» **Exercise aim**
Quote the whole listing exactly. Leave the pictures out of your copy.
━━━━━━━━━━━━━━━━
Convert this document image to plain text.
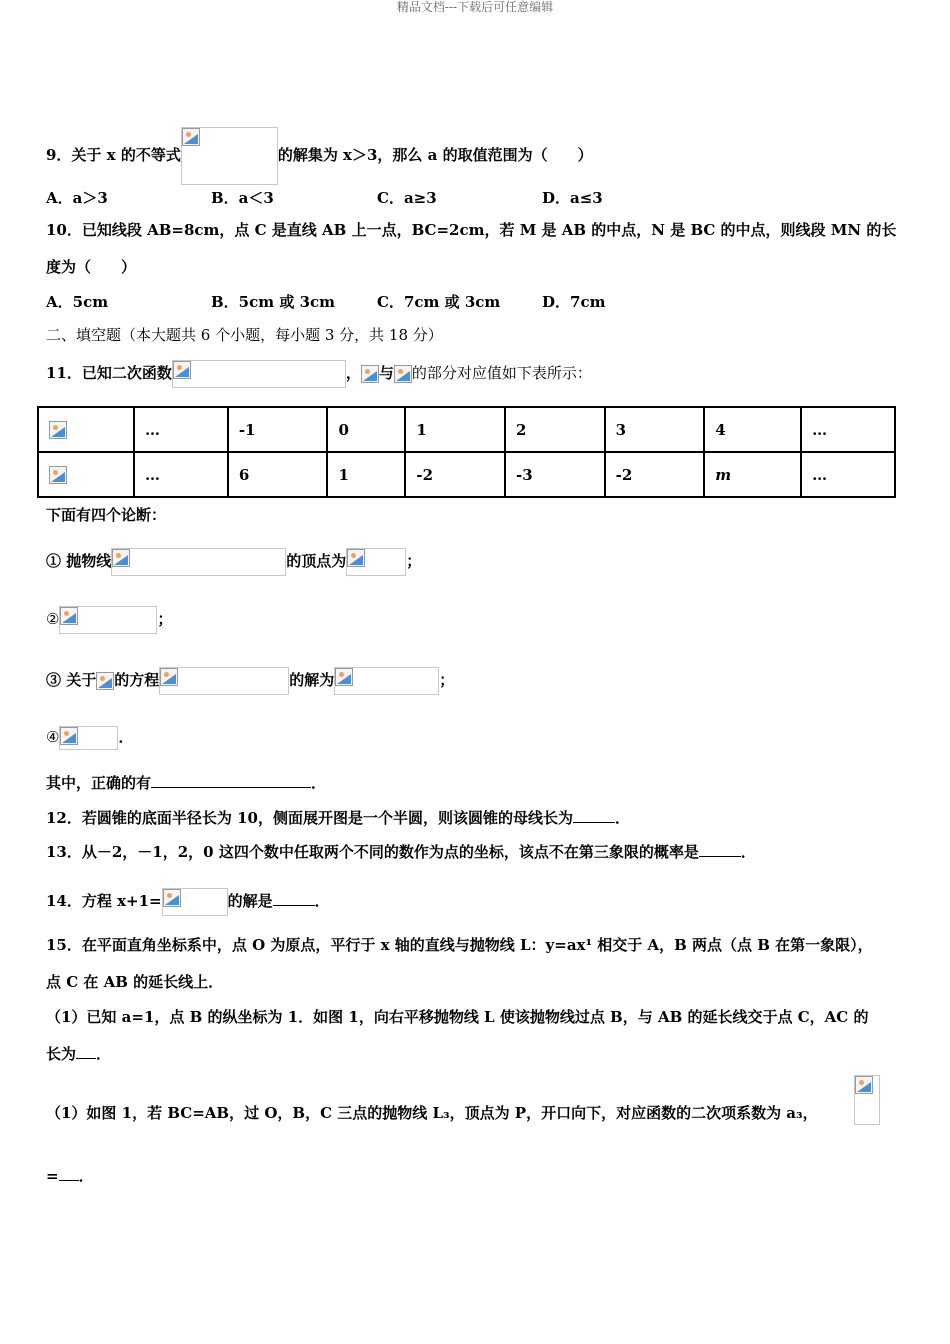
精品文档---下载后可任意编辑
9．关于 x 的不等式	的解集为 x＞3，那么 a 的取值范围为（　　）
A．a＞3	B．a＜3	C．a≥3	D．a≤3
10．已知线段 AB=8cm，点 C 是直线 AB 上一点，BC=2cm，若 M 是 AB 的中点，N 是 BC 的中点，则线段 MN 的长
度为（　　）
A．5cm	B．5cm 或 3cm	C．7cm 或 3cm	D．7cm
二、填空题（本大题共 6 个小题，每小题 3 分，共 18 分）
11．已知二次函数	， 与 的部分对应值如下表所示：
	…	-1	0	1	2	3	4	…

	…	6	1	-2	-3	-2	m	…
下面有四个论断：
① 抛物线	的顶点为	；
②	；
③ 关于 的方程	的解为	；
④	．
其中，正确的有	．
12．若圆锥的底面半径长为 10，侧面展开图是一个半圆，则该圆锥的母线长为	．
13．从－2，－1，2，0 这四个数中任取两个不同的数作为点的坐标，该点不在第三象限的概率是	．
14．方程 x+1=	的解是	．
15．在平面直角坐标系中，点 O 为原点，平行于 x 轴的直线与抛物线 L：y=ax¹ 相交于 A，B 两点（点 B 在第一象限），
点 C 在 AB 的延长线上．
（1）已知 a=1，点 B 的纵坐标为 1．如图 1，向右平移抛物线 L 使该抛物线过点 B，与 AB 的延长线交于点 C，AC 的
长为 ．
（1）如图 1，若 BC=AB，过 O，B，C 三点的抛物线 L₃，顶点为 P，开口向下，对应函数的二次项系数为 a₃，
= ．
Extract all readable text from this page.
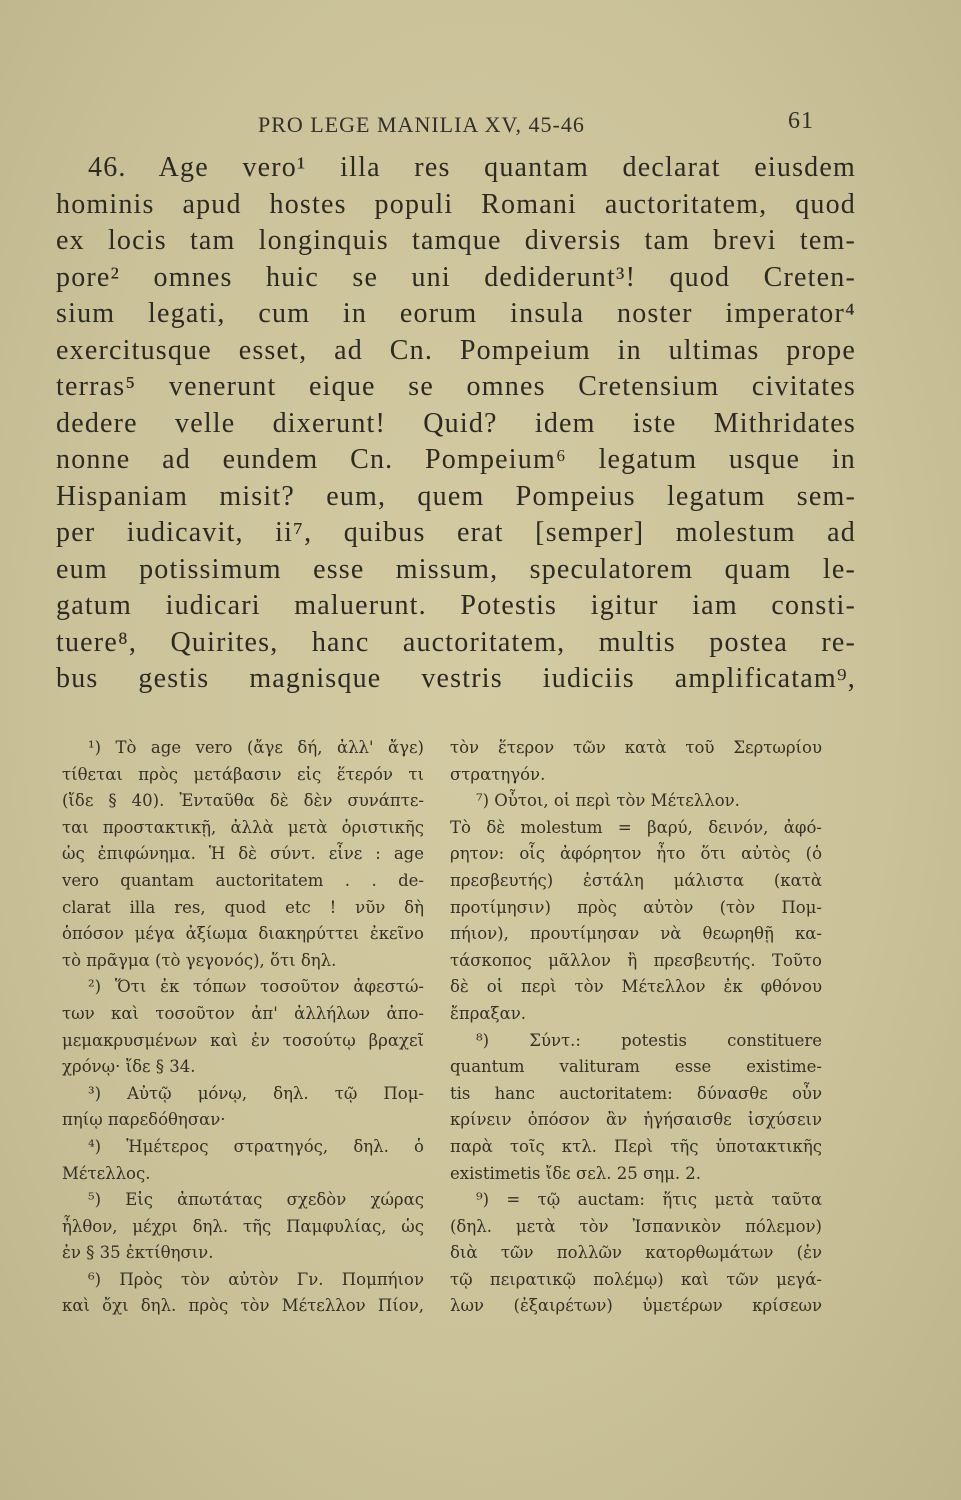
PRO LEGE MANILIA XV, 45-46	61
46. Age vero¹ illa res quantam declarat eiusdem
hominis apud hostes populi Romani auctoritatem, quod
ex locis tam longinquis tamque diversis tam brevi tem-
pore² omnes huic se uni dediderunt³! quod Creten-
sium legati, cum in eorum insula noster imperator⁴
exercitusque esset, ad Cn. Pompeium in ultimas prope
terras⁵ venerunt eique se omnes Cretensium civitates
dedere velle dixerunt! Quid? idem iste Mithridates
nonne ad eundem Cn. Pompeium⁶ legatum usque in
Hispaniam misit? eum, quem Pompeius legatum sem-
per iudicavit, ii⁷, quibus erat [semper] molestum ad
eum potissimum esse missum, speculatorem quam le-
gatum iudicari maluerunt. Potestis igitur iam consti-
tuere⁸, Quirites, hanc auctoritatem, multis postea re-
bus gestis magnisque vestris iudiciis amplificatam⁹,
¹) Τὸ age vero (ἄγε δή, ἀλλ' ἄγε)
τίθεται πρὸς μετάβασιν εἰς ἕτερόν τι
(ἴδε § 40). Ἐνταῦθα δὲ δὲν συνάπτε-
ται προστακτικῇ, ἀλλὰ μετὰ ὁριστικῆς
ὡς ἐπιφώνημα. Ἡ δὲ σύντ. εἶνε : age
vero quantam auctoritatem . . de-
clarat illa res, quod etc ! νῦν δὴ
ὁπόσον μέγα ἀξίωμα διακηρύττει ἐκεῖνο
τὸ πρᾶγμα (τὸ γεγονός), ὅτι δηλ.
²) Ὅτι ἐκ τόπων τοσοῦτον ἀφεστώ-
των καὶ τοσοῦτον ἀπ' ἀλλήλων ἀπο-
μεμακρυσμένων καὶ ἐν τοσούτῳ βραχεῖ
χρόνῳ· ἴδε § 34.
³) Αὐτῷ μόνῳ, δηλ. τῷ Πομ-
πηίῳ παρεδόθησαν·
⁴) Ἡμέτερος στρατηγός, δηλ. ὁ
Μέτελλος.
⁵) Εἰς ἀπωτάτας σχεδὸν χώρας
ἦλθον, μέχρι δηλ. τῆς Παμφυλίας, ὡς
ἐν § 35 ἐκτίθησιν.
⁶) Πρὸς τὸν αὐτὸν Γν. Πομπήιον
καὶ ὄχι δηλ. πρὸς τὸν Μέτελλον Πίον,
τὸν ἕτερον τῶν κατὰ τοῦ Σερτωρίου
στρατηγόν.
⁷) Οὗτοι, οἱ περὶ τὸν Μέτελλον.
Τὸ δὲ molestum = βαρύ, δεινόν, ἀφό-
ρητον: οἷς ἀφόρητον ἦτο ὅτι αὐτὸς (ὁ
πρεσβευτής) ἐστάλη μάλιστα (κατὰ
προτίμησιν) πρὸς αὐτὸν (τὸν Πομ-
πήιον), προυτίμησαν νὰ θεωρηθῇ κα-
τάσκοπος μᾶλλον ἢ πρεσβευτής. Τοῦτο
δὲ οἱ περὶ τὸν Μέτελλον ἐκ φθόνου
ἔπραξαν.
⁸) Σύντ.: potestis constituere
quantum valituram esse existime-
tis hanc auctoritatem: δύνασθε οὖν
κρίνειν ὁπόσον ἂν ἡγήσαισθε ἰσχύσειν
παρὰ τοῖς κτλ. Περὶ τῆς ὑποτακτικῆς
existimetis ἴδε σελ. 25 σημ. 2.
⁹) = τῷ auctam: ἥτις μετὰ ταῦτα
(δηλ. μετὰ τὸν Ἰσπανικὸν πόλεμον)
διὰ τῶν πολλῶν κατορθωμάτων (ἐν
τῷ πειρατικῷ πολέμῳ) καὶ τῶν μεγά-
λων (ἐξαιρέτων) ὑμετέρων κρίσεων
━━━━━━━━━━━━━━━━
» **Right answer**
Convert this document image to plain text.
精品文档---下载后可任意编辑
9．关于 x 的不等式	的解集为 x＞3，那么 a 的取值范围为（　　）
A．a＞3	B．a＜3	C．a≥3	D．a≤3
10．已知线段 AB=8cm，点 C 是直线 AB 上一点，BC=2cm，若 M 是 AB 的中点，N 是 BC 的中点，则线段 MN 的长
度为（　　）
A．5cm	B．5cm 或 3cm	C．7cm 或 3cm	D．7cm
二、填空题（本大题共 6 个小题，每小题 3 分，共 18 分）
11．已知二次函数	， 与 的部分对应值如下表所示：
	…	-1	0	1	2	3	4	…

	…	6	1	-2	-3	-2	m	…
下面有四个论断：
① 抛物线	的顶点为	；
②	；
③ 关于 的方程	的解为	；
④	．
其中，正确的有	．
12．若圆锥的底面半径长为 10，侧面展开图是一个半圆，则该圆锥的母线长为	．
13．从－2，－1，2，0 这四个数中任取两个不同的数作为点的坐标，该点不在第三象限的概率是	．
14．方程 x+1=	的解是	．
15．在平面直角坐标系中，点 O 为原点，平行于 x 轴的直线与抛物线 L：y=ax¹ 相交于 A，B 两点（点 B 在第一象限），
点 C 在 AB 的延长线上．
（1）已知 a=1，点 B 的纵坐标为 1．如图 1，向右平移抛物线 L 使该抛物线过点 B，与 AB 的延长线交于点 C，AC 的
长为 ．
（1）如图 1，若 BC=AB，过 O，B，C 三点的抛物线 L₃，顶点为 P，开口向下，对应函数的二次项系数为 a₃，
= ．
Extract all readable text from this page.
PRO LEGE MANILIA XV, 45-46	61
46. Age vero¹ illa res quantam declarat eiusdem
hominis apud hostes populi Romani auctoritatem, quod
ex locis tam longinquis tamque diversis tam brevi tem-
pore² omnes huic se uni dediderunt³! quod Creten-
sium legati, cum in eorum insula noster imperator⁴
exercitusque esset, ad Cn. Pompeium in ultimas prope
terras⁵ venerunt eique se omnes Cretensium civitates
dedere velle dixerunt! Quid? idem iste Mithridates
nonne ad eundem Cn. Pompeium⁶ legatum usque in
Hispaniam misit? eum, quem Pompeius legatum sem-
per iudicavit, ii⁷, quibus erat [semper] molestum ad
eum potissimum esse missum, speculatorem quam le-
gatum iudicari maluerunt. Potestis igitur iam consti-
tuere⁸, Quirites, hanc auctoritatem, multis postea re-
bus gestis magnisque vestris iudiciis amplificatam⁹,
¹) Τὸ age vero (ἄγε δή, ἀλλ' ἄγε)
τίθεται πρὸς μετάβασιν εἰς ἕτερόν τι
(ἴδε § 40). Ἐνταῦθα δὲ δὲν συνάπτε-
ται προστακτικῇ, ἀλλὰ μετὰ ὁριστικῆς
ὡς ἐπιφώνημα. Ἡ δὲ σύντ. εἶνε : age
vero quantam auctoritatem . . de-
clarat illa res, quod etc ! νῦν δὴ
ὁπόσον μέγα ἀξίωμα διακηρύττει ἐκεῖνο
τὸ πρᾶγμα (τὸ γεγονός), ὅτι δηλ.
²) Ὅτι ἐκ τόπων τοσοῦτον ἀφεστώ-
των καὶ τοσοῦτον ἀπ' ἀλλήλων ἀπο-
μεμακρυσμένων καὶ ἐν τοσούτῳ βραχεῖ
χρόνῳ· ἴδε § 34.
³) Αὐτῷ μόνῳ, δηλ. τῷ Πομ-
πηίῳ παρεδόθησαν·
⁴) Ἡμέτερος στρατηγός, δηλ. ὁ
Μέτελλος.
⁵) Εἰς ἀπωτάτας σχεδὸν χώρας
ἦλθον, μέχρι δηλ. τῆς Παμφυλίας, ὡς
ἐν § 35 ἐκτίθησιν.
⁶) Πρὸς τὸν αὐτὸν Γν. Πομπήιον
καὶ ὄχι δηλ. πρὸς τὸν Μέτελλον Πίον,
τὸν ἕτερον τῶν κατὰ τοῦ Σερτωρίου
στρατηγόν.
⁷) Οὗτοι, οἱ περὶ τὸν Μέτελλον.
Τὸ δὲ molestum = βαρύ, δεινόν, ἀφό-
ρητον: οἷς ἀφόρητον ἦτο ὅτι αὐτὸς (ὁ
πρεσβευτής) ἐστάλη μάλιστα (κατὰ
προτίμησιν) πρὸς αὐτὸν (τὸν Πομ-
πήιον), προυτίμησαν νὰ θεωρηθῇ κα-
τάσκοπος μᾶλλον ἢ πρεσβευτής. Τοῦτο
δὲ οἱ περὶ τὸν Μέτελλον ἐκ φθόνου
ἔπραξαν.
⁸) Σύντ.: potestis constituere
quantum valituram esse existime-
tis hanc auctoritatem: δύνασθε οὖν
κρίνειν ὁπόσον ἂν ἡγήσαισθε ἰσχύσειν
παρὰ τοῖς κτλ. Περὶ τῆς ὑποτακτικῆς
existimetis ἴδε σελ. 25 σημ. 2.
⁹) = τῷ auctam: ἥτις μετὰ ταῦτα
(δηλ. μετὰ τὸν Ἰσπανικὸν πόλεμον)
διὰ τῶν πολλῶν κατορθωμάτων (ἐν
τῷ πειρατικῷ πολέμῳ) καὶ τῶν μεγά-
λων (ἐξαιρέτων) ὑμετέρων κρίσεων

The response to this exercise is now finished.